DIRECTIONS: Below is a block of records; repeat all of them exactly.

RECORDS:
----

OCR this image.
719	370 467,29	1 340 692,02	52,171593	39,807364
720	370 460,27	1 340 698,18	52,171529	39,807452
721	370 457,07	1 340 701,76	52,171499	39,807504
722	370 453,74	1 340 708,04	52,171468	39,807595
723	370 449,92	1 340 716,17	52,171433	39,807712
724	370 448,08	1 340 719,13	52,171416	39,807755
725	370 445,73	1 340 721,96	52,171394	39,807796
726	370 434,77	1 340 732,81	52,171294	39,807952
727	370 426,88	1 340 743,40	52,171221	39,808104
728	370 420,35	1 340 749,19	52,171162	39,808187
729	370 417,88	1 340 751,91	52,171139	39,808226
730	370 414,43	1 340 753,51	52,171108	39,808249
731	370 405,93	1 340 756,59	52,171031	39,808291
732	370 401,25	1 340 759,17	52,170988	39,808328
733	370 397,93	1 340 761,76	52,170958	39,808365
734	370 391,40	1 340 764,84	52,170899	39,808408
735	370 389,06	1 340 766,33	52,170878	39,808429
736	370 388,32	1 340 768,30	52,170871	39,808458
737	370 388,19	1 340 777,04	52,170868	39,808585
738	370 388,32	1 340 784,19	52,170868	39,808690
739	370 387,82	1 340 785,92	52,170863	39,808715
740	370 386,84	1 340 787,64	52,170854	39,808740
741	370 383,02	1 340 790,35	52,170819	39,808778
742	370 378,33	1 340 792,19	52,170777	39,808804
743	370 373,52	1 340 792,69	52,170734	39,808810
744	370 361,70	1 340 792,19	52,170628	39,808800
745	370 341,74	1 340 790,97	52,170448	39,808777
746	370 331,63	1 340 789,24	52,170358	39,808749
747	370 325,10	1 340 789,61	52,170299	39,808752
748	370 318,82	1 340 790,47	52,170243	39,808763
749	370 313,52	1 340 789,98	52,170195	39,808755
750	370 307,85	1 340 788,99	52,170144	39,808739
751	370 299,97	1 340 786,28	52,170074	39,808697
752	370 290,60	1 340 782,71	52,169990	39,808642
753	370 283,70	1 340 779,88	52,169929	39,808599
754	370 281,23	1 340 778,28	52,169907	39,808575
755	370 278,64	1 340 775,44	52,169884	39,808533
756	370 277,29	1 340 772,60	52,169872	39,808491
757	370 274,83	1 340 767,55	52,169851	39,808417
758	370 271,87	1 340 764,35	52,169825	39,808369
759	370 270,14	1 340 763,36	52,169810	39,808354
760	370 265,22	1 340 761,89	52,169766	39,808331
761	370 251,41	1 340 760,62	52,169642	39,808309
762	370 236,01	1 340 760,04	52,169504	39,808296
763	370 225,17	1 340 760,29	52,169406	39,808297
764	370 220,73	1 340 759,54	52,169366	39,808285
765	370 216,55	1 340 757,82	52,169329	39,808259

----

REPLY TO THE EXERCISE:
OCR this image.
719	370 467,29	1 340 692,02	52,171593	39,807364
720	370 460,27	1 340 698,18	52,171529	39,807452
721	370 457,07	1 340 701,76	52,171499	39,807504
722	370 453,74	1 340 708,04	52,171468	39,807595
723	370 449,92	1 340 716,17	52,171433	39,807712
724	370 448,08	1 340 719,13	52,171416	39,807755
725	370 445,73	1 340 721,96	52,171394	39,807796
726	370 434,77	1 340 732,81	52,171294	39,807952
727	370 426,88	1 340 743,40	52,171221	39,808104
728	370 420,35	1 340 749,19	52,171162	39,808187
729	370 417,88	1 340 751,91	52,171139	39,808226
730	370 414,43	1 340 753,51	52,171108	39,808249
731	370 405,93	1 340 756,59	52,171031	39,808291
732	370 401,25	1 340 759,17	52,170988	39,808328
733	370 397,93	1 340 761,76	52,170958	39,808365
734	370 391,40	1 340 764,84	52,170899	39,808408
735	370 389,06	1 340 766,33	52,170878	39,808429
736	370 388,32	1 340 768,30	52,170871	39,808458
737	370 388,19	1 340 777,04	52,170868	39,808585
738	370 388,32	1 340 784,19	52,170868	39,808690
739	370 387,82	1 340 785,92	52,170863	39,808715
740	370 386,84	1 340 787,64	52,170854	39,808740
741	370 383,02	1 340 790,35	52,170819	39,808778
742	370 378,33	1 340 792,19	52,170777	39,808804
743	370 373,52	1 340 792,69	52,170734	39,808810
744	370 361,70	1 340 792,19	52,170628	39,808800
745	370 341,74	1 340 790,97	52,170448	39,808777
746	370 331,63	1 340 789,24	52,170358	39,808749
747	370 325,10	1 340 789,61	52,170299	39,808752
748	370 318,82	1 340 790,47	52,170243	39,808763
749	370 313,52	1 340 789,98	52,170195	39,808755
750	370 307,85	1 340 788,99	52,170144	39,808739
751	370 299,97	1 340 786,28	52,170074	39,808697
752	370 290,60	1 340 782,71	52,169990	39,808642
753	370 283,70	1 340 779,88	52,169929	39,808599
754	370 281,23	1 340 778,28	52,169907	39,808575
755	370 278,64	1 340 775,44	52,169884	39,808533
756	370 277,29	1 340 772,60	52,169872	39,808491
757	370 274,83	1 340 767,55	52,169851	39,808417
758	370 271,87	1 340 764,35	52,169825	39,808369
759	370 270,14	1 340 763,36	52,169810	39,808354
760	370 265,22	1 340 761,89	52,169766	39,808331
761	370 251,41	1 340 760,62	52,169642	39,808309
762	370 236,01	1 340 760,04	52,169504	39,808296
763	370 225,17	1 340 760,29	52,169406	39,808297
764	370 220,73	1 340 759,54	52,169366	39,808285
765	370 216,55	1 340 757,82	52,169329	39,808259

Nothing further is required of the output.